Copy the records below, changing every "ref-line-label" to "reference-line-label" and leaving everything else as it is.

ROWS:
Start

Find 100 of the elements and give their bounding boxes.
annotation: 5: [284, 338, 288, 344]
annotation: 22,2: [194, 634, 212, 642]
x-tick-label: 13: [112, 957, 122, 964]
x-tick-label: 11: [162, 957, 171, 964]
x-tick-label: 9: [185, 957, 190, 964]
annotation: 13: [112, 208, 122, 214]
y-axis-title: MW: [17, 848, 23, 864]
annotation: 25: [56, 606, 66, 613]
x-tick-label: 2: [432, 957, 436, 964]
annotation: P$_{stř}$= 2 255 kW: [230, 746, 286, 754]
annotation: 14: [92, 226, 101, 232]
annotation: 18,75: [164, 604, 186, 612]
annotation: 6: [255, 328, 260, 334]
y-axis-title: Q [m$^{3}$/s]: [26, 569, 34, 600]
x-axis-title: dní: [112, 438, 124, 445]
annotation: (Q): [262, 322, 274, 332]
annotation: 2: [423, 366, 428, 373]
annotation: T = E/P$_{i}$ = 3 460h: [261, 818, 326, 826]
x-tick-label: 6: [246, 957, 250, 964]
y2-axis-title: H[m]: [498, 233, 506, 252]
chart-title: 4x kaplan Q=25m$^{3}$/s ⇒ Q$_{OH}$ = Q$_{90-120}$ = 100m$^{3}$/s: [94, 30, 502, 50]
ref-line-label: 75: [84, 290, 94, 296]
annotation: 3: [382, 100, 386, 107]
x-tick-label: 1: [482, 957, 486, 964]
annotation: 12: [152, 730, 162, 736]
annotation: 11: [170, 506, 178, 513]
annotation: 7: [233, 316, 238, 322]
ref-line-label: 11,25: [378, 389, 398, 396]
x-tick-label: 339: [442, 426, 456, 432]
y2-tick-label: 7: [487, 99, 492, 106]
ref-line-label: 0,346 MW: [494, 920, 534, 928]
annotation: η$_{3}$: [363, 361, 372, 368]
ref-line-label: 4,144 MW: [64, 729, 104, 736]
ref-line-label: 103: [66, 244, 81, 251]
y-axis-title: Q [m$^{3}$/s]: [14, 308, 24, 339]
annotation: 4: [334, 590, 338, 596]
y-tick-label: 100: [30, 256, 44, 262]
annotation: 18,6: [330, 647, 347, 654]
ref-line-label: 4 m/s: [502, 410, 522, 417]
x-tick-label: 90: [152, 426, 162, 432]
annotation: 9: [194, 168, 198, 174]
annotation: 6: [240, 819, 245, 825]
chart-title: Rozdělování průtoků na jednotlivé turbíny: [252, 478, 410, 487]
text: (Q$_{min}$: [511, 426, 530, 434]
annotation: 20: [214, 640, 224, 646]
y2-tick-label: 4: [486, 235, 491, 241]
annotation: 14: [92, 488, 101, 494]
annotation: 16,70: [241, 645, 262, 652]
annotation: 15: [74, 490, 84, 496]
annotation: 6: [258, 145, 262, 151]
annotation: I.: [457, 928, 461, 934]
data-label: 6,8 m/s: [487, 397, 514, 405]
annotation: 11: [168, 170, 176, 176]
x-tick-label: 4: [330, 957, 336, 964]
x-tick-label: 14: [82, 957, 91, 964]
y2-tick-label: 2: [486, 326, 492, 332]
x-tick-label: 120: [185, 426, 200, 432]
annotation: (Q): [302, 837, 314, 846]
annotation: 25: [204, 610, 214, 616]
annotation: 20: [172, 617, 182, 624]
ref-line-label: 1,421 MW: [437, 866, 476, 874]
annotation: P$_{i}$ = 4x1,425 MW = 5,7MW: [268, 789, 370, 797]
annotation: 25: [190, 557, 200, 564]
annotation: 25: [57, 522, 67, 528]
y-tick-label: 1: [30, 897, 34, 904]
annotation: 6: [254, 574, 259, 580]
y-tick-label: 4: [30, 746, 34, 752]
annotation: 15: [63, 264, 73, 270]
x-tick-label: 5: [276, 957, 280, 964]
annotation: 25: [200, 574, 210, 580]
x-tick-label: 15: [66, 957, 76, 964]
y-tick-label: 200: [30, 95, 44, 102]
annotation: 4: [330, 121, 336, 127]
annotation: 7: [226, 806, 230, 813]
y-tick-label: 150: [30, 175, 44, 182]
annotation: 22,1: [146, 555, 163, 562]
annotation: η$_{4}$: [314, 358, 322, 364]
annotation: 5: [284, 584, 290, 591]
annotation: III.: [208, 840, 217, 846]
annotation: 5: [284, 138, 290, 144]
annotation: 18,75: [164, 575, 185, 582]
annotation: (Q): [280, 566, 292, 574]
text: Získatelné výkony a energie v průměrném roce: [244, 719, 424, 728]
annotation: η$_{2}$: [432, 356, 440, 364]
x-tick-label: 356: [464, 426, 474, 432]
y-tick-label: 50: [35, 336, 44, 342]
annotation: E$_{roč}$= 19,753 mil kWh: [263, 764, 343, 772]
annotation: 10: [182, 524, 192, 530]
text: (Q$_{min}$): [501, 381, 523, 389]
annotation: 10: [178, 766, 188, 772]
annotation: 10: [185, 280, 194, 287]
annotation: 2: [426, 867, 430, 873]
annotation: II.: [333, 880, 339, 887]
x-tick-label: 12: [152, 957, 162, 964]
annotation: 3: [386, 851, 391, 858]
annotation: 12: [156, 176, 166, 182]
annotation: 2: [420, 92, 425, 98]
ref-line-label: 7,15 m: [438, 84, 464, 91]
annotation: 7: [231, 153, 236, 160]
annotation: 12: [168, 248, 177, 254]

End

PROBLEM SOLUTION:
Find 100 of the elements and give their bounding boxes.
annotation: 5: [284, 338, 288, 344]
annotation: 22,2: [194, 634, 212, 642]
x-tick-label: 13: [112, 957, 122, 964]
x-tick-label: 11: [162, 957, 171, 964]
x-tick-label: 9: [185, 957, 190, 964]
annotation: 13: [112, 208, 122, 214]
y-axis-title: MW: [17, 848, 23, 864]
annotation: 25: [56, 606, 66, 613]
x-tick-label: 2: [432, 957, 436, 964]
annotation: P$_{stř}$= 2 255 kW: [230, 746, 286, 754]
annotation: 14: [92, 226, 101, 232]
annotation: 18,75: [164, 604, 186, 612]
annotation: 6: [255, 328, 260, 334]
y-axis-title: Q [m$^{3}$/s]: [26, 569, 34, 600]
x-axis-title: dní: [112, 438, 124, 445]
annotation: (Q): [262, 322, 274, 332]
annotation: 2: [423, 366, 428, 373]
annotation: T = E/P$_{i}$ = 3 460h: [261, 818, 326, 826]
x-tick-label: 6: [246, 957, 250, 964]
y2-axis-title: H[m]: [498, 233, 506, 252]
chart-title: 4x kaplan Q=25m$^{3}$/s ⇒ Q$_{OH}$ = Q$_{90-120}$ = 100m$^{3}$/s: [94, 30, 502, 50]
reference-line-label: 75: [84, 290, 94, 296]
annotation: 3: [382, 100, 386, 107]
x-tick-label: 1: [482, 957, 486, 964]
annotation: 12: [152, 730, 162, 736]
annotation: 11: [170, 506, 178, 513]
annotation: 7: [233, 316, 238, 322]
reference-line-label: 11,25: [378, 389, 398, 396]
x-tick-label: 339: [442, 426, 456, 432]
y2-tick-label: 7: [487, 99, 492, 106]
reference-line-label: 0,346 MW: [494, 920, 534, 928]
annotation: η$_{3}$: [363, 361, 372, 368]
reference-line-label: 4,144 MW: [64, 729, 104, 736]
reference-line-label: 103: [66, 244, 81, 251]
y-axis-title: Q [m$^{3}$/s]: [14, 308, 24, 339]
annotation: 4: [334, 590, 338, 596]
y-tick-label: 100: [30, 256, 44, 262]
annotation: 18,6: [330, 647, 347, 654]
reference-line-label: 4 m/s: [502, 410, 522, 417]
x-tick-label: 90: [152, 426, 162, 432]
annotation: 9: [194, 168, 198, 174]
annotation: 6: [240, 819, 245, 825]
chart-title: Rozdělování průtoků na jednotlivé turbíny: [252, 478, 410, 487]
text: (Q$_{min}$: [511, 426, 530, 434]
annotation: 20: [214, 640, 224, 646]
y2-tick-label: 4: [486, 235, 491, 241]
annotation: 14: [92, 488, 101, 494]
annotation: 16,70: [241, 645, 262, 652]
annotation: 15: [74, 490, 84, 496]
annotation: 6: [258, 145, 262, 151]
annotation: I.: [457, 928, 461, 934]
data-label: 6,8 m/s: [487, 397, 514, 405]
annotation: 11: [168, 170, 176, 176]
x-tick-label: 4: [330, 957, 336, 964]
x-tick-label: 14: [82, 957, 91, 964]
y2-tick-label: 2: [486, 326, 492, 332]
x-tick-label: 120: [185, 426, 200, 432]
annotation: (Q): [302, 837, 314, 846]
annotation: 25: [204, 610, 214, 616]
annotation: 20: [172, 617, 182, 624]
reference-line-label: 1,421 MW: [437, 866, 476, 874]
annotation: P$_{i}$ = 4x1,425 MW = 5,7MW: [268, 789, 370, 797]
annotation: 25: [190, 557, 200, 564]
annotation: 25: [57, 522, 67, 528]
y-tick-label: 1: [30, 897, 34, 904]
annotation: 6: [254, 574, 259, 580]
y-tick-label: 4: [30, 746, 34, 752]
annotation: 15: [63, 264, 73, 270]
x-tick-label: 5: [276, 957, 280, 964]
annotation: 25: [200, 574, 210, 580]
x-tick-label: 15: [66, 957, 76, 964]
y-tick-label: 200: [30, 95, 44, 102]
annotation: 4: [330, 121, 336, 127]
annotation: 7: [226, 806, 230, 813]
y-tick-label: 150: [30, 175, 44, 182]
annotation: 22,1: [146, 555, 163, 562]
annotation: η$_{4}$: [314, 358, 322, 364]
annotation: 5: [284, 584, 290, 591]
annotation: III.: [208, 840, 217, 846]
annotation: 5: [284, 138, 290, 144]
annotation: 18,75: [164, 575, 185, 582]
annotation: (Q): [280, 566, 292, 574]
text: Získatelné výkony a energie v průměrném roce: [244, 719, 424, 728]
annotation: η$_{2}$: [432, 356, 440, 364]
x-tick-label: 356: [464, 426, 474, 432]
y-tick-label: 50: [35, 336, 44, 342]
annotation: E$_{roč}$= 19,753 mil kWh: [263, 764, 343, 772]
annotation: 10: [182, 524, 192, 530]
text: (Q$_{min}$): [501, 381, 523, 389]
annotation: 10: [178, 766, 188, 772]
annotation: 10: [185, 280, 194, 287]
annotation: 2: [426, 867, 430, 873]
annotation: II.: [333, 880, 339, 887]
x-tick-label: 12: [152, 957, 162, 964]
annotation: 3: [386, 851, 391, 858]
annotation: 12: [156, 176, 166, 182]
annotation: 2: [420, 92, 425, 98]
reference-line-label: 7,15 m: [438, 84, 464, 91]
annotation: 7: [231, 153, 236, 160]
annotation: 12: [168, 248, 177, 254]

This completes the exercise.